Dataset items
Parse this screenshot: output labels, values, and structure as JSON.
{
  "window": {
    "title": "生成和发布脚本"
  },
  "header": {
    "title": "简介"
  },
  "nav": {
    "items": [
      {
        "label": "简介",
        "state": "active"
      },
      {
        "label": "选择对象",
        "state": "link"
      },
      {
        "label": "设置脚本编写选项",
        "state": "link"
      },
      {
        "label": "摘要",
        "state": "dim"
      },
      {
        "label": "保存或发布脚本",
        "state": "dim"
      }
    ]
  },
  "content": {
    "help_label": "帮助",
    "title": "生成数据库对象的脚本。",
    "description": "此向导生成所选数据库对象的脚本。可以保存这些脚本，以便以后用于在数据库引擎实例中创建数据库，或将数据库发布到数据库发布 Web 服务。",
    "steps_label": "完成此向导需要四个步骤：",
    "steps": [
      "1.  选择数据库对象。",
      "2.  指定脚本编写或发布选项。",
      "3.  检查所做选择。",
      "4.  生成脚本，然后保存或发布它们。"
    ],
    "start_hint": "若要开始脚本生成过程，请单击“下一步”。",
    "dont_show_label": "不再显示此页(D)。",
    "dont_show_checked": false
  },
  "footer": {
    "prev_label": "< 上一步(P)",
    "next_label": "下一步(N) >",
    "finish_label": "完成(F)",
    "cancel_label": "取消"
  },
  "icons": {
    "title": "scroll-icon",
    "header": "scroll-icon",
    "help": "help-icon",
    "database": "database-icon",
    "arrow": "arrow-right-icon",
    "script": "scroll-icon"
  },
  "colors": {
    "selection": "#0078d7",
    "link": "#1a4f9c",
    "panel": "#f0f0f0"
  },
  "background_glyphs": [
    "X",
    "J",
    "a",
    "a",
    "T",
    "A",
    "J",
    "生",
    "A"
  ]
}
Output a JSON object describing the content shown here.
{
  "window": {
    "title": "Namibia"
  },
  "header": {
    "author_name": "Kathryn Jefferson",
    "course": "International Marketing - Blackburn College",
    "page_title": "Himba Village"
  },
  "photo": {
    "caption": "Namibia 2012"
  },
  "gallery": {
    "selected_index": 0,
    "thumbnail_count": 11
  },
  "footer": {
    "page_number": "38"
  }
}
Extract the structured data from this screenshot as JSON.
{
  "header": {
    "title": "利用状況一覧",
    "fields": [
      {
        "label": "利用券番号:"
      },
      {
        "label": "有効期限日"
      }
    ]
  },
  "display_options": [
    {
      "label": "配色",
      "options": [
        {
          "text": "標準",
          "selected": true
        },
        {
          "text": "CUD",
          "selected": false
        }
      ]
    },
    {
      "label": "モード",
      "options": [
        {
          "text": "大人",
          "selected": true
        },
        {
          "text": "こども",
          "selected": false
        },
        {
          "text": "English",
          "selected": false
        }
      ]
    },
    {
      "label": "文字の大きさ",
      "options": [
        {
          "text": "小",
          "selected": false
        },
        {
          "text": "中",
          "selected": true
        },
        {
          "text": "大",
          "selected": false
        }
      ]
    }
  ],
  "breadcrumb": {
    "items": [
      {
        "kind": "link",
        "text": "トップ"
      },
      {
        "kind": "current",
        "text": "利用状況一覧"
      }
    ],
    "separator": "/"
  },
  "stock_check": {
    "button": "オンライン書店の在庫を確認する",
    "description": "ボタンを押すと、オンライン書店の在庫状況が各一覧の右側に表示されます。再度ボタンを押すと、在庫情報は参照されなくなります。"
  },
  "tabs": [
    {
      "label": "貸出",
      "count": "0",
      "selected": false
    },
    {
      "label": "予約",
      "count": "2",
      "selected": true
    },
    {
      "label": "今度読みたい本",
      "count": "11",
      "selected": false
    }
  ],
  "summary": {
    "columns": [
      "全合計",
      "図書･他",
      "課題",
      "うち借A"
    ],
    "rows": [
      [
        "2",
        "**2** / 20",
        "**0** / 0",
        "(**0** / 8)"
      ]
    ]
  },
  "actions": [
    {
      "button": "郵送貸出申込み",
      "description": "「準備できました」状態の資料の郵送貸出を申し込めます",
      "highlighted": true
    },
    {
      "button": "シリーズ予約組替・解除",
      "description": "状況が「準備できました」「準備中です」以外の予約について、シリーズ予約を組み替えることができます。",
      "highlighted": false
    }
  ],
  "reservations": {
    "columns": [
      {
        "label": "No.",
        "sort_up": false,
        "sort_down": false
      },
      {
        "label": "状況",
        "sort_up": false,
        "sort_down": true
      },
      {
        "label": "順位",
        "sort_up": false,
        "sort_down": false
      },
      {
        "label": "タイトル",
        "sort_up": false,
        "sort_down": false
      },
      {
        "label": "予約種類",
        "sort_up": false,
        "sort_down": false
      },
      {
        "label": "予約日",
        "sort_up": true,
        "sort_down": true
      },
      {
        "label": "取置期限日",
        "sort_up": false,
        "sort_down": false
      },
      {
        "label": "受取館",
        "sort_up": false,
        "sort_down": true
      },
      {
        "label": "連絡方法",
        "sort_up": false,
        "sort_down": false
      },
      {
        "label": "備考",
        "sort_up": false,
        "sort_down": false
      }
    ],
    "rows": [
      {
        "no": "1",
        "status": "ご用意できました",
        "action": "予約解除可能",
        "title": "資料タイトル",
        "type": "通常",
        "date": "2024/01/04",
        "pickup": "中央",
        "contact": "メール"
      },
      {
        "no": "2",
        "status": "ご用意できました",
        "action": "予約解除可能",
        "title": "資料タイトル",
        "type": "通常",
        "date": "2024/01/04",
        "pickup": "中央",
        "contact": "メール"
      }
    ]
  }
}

WRITTEN PROBLEM> Output the listing above without altering a single character.

OUTPUT>
Parse this screenshot: output labels, values, and structure as JSON.
{
  "window": {
    "title": "生成和发布脚本"
  },
  "header": {
    "title": "简介"
  },
  "nav": {
    "items": [
      {
        "label": "简介",
        "state": "active"
      },
      {
        "label": "选择对象",
        "state": "link"
      },
      {
        "label": "设置脚本编写选项",
        "state": "link"
      },
      {
        "label": "摘要",
        "state": "dim"
      },
      {
        "label": "保存或发布脚本",
        "state": "dim"
      }
    ]
  },
  "content": {
    "help_label": "帮助",
    "title": "生成数据库对象的脚本。",
    "description": "此向导生成所选数据库对象的脚本。可以保存这些脚本，以便以后用于在数据库引擎实例中创建数据库，或将数据库发布到数据库发布 Web 服务。",
    "steps_label": "完成此向导需要四个步骤：",
    "steps": [
      "1.  选择数据库对象。",
      "2.  指定脚本编写或发布选项。",
      "3.  检查所做选择。",
      "4.  生成脚本，然后保存或发布它们。"
    ],
    "start_hint": "若要开始脚本生成过程，请单击“下一步”。",
    "dont_show_label": "不再显示此页(D)。",
    "dont_show_checked": false
  },
  "footer": {
    "prev_label": "< 上一步(P)",
    "next_label": "下一步(N) >",
    "finish_label": "完成(F)",
    "cancel_label": "取消"
  },
  "icons": {
    "title": "scroll-icon",
    "header": "scroll-icon",
    "help": "help-icon",
    "database": "database-icon",
    "arrow": "arrow-right-icon",
    "script": "scroll-icon"
  },
  "colors": {
    "selection": "#0078d7",
    "link": "#1a4f9c",
    "panel": "#f0f0f0"
  },
  "background_glyphs": [
    "X",
    "J",
    "a",
    "a",
    "T",
    "A",
    "J",
    "生",
    "A"
  ]
}
Output a JSON object describing the content shown here.
{
  "window": {
    "title": "Namibia"
  },
  "header": {
    "author_name": "Kathryn Jefferson",
    "course": "International Marketing - Blackburn College",
    "page_title": "Himba Village"
  },
  "photo": {
    "caption": "Namibia 2012"
  },
  "gallery": {
    "selected_index": 0,
    "thumbnail_count": 11
  },
  "footer": {
    "page_number": "38"
  }
}
Extract the structured data from this screenshot as JSON.
{
  "header": {
    "title": "利用状況一覧",
    "fields": [
      {
        "label": "利用券番号:"
      },
      {
        "label": "有効期限日"
      }
    ]
  },
  "display_options": [
    {
      "label": "配色",
      "options": [
        {
          "text": "標準",
          "selected": true
        },
        {
          "text": "CUD",
          "selected": false
        }
      ]
    },
    {
      "label": "モード",
      "options": [
        {
          "text": "大人",
          "selected": true
        },
        {
          "text": "こども",
          "selected": false
        },
        {
          "text": "English",
          "selected": false
        }
      ]
    },
    {
      "label": "文字の大きさ",
      "options": [
        {
          "text": "小",
          "selected": false
        },
        {
          "text": "中",
          "selected": true
        },
        {
          "text": "大",
          "selected": false
        }
      ]
    }
  ],
  "breadcrumb": {
    "items": [
      {
        "kind": "link",
        "text": "トップ"
      },
      {
        "kind": "current",
        "text": "利用状況一覧"
      }
    ],
    "separator": "/"
  },
  "stock_check": {
    "button": "オンライン書店の在庫を確認する",
    "description": "ボタンを押すと、オンライン書店の在庫状況が各一覧の右側に表示されます。再度ボタンを押すと、在庫情報は参照されなくなります。"
  },
  "tabs": [
    {
      "label": "貸出",
      "count": "0",
      "selected": false
    },
    {
      "label": "予約",
      "count": "2",
      "selected": true
    },
    {
      "label": "今度読みたい本",
      "count": "11",
      "selected": false
    }
  ],
  "summary": {
    "columns": [
      "全合計",
      "図書･他",
      "課題",
      "うち借A"
    ],
    "rows": [
      [
        "2",
        "**2** / 20",
        "**0** / 0",
        "(**0** / 8)"
      ]
    ]
  },
  "actions": [
    {
      "button": "郵送貸出申込み",
      "description": "「準備できました」状態の資料の郵送貸出を申し込めます",
      "highlighted": true
    },
    {
      "button": "シリーズ予約組替・解除",
      "description": "状況が「準備できました」「準備中です」以外の予約について、シリーズ予約を組み替えることができます。",
      "highlighted": false
    }
  ],
  "reservations": {
    "columns": [
      {
        "label": "No.",
        "sort_up": false,
        "sort_down": false
      },
      {
        "label": "状況",
        "sort_up": false,
        "sort_down": true
      },
      {
        "label": "順位",
        "sort_up": false,
        "sort_down": false
      },
      {
        "label": "タイトル",
        "sort_up": false,
        "sort_down": false
      },
      {
        "label": "予約種類",
        "sort_up": false,
        "sort_down": false
      },
      {
        "label": "予約日",
        "sort_up": true,
        "sort_down": true
      },
      {
        "label": "取置期限日",
        "sort_up": false,
        "sort_down": false
      },
      {
        "label": "受取館",
        "sort_up": false,
        "sort_down": true
      },
      {
        "label": "連絡方法",
        "sort_up": false,
        "sort_down": false
      },
      {
        "label": "備考",
        "sort_up": false,
        "sort_down": false
      }
    ],
    "rows": [
      {
        "no": "1",
        "status": "ご用意できました",
        "action": "予約解除可能",
        "title": "資料タイトル",
        "type": "通常",
        "date": "2024/01/04",
        "pickup": "中央",
        "contact": "メール"
      },
      {
        "no": "2",
        "status": "ご用意できました",
        "action": "予約解除可能",
        "title": "資料タイトル",
        "type": "通常",
        "date": "2024/01/04",
        "pickup": "中央",
        "contact": "メール"
      }
    ]
  }
}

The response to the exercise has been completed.